Source data =>

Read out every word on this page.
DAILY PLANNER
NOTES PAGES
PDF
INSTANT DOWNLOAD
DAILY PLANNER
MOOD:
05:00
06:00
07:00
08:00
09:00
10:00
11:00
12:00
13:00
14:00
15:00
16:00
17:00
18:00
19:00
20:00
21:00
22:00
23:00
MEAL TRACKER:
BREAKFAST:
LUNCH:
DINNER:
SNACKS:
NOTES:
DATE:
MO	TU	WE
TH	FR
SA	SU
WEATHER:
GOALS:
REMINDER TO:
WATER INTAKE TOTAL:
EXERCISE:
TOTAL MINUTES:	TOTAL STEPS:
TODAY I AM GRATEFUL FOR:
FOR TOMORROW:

---

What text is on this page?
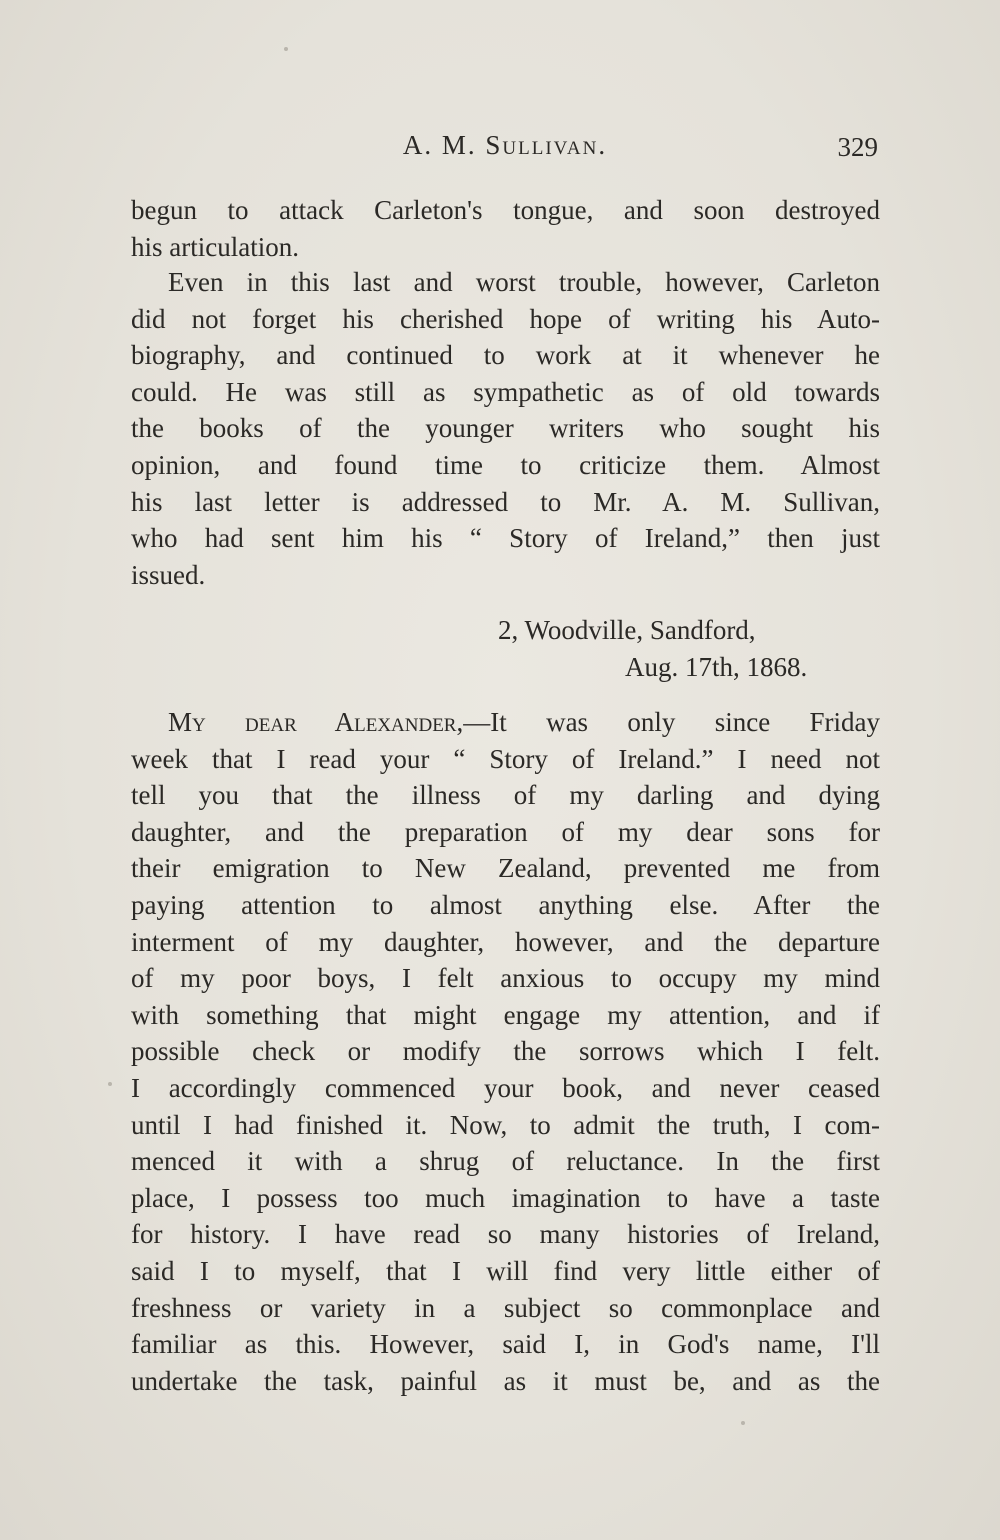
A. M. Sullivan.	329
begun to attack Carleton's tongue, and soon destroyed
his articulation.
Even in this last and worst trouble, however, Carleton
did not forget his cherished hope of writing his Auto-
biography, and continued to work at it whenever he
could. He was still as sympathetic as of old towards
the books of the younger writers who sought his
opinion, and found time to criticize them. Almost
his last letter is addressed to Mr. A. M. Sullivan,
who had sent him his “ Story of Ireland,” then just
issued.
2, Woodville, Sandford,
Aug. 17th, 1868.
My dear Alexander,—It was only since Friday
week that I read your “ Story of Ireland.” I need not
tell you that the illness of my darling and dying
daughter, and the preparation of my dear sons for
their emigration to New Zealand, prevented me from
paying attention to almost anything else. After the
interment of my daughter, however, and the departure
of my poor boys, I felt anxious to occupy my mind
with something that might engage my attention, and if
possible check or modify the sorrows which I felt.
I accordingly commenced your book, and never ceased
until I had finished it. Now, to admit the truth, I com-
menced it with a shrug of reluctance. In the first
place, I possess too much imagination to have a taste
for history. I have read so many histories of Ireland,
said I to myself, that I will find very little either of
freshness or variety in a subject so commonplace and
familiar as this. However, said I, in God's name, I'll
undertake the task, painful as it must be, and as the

Your objective =>
Filter the listing above for the string "that" and copy every matching line.

Solution =>
week that I read your “ Story of Ireland.” I need not
tell you that the illness of my darling and dying
with something that might engage my attention, and if
said I to myself, that I will find very little either of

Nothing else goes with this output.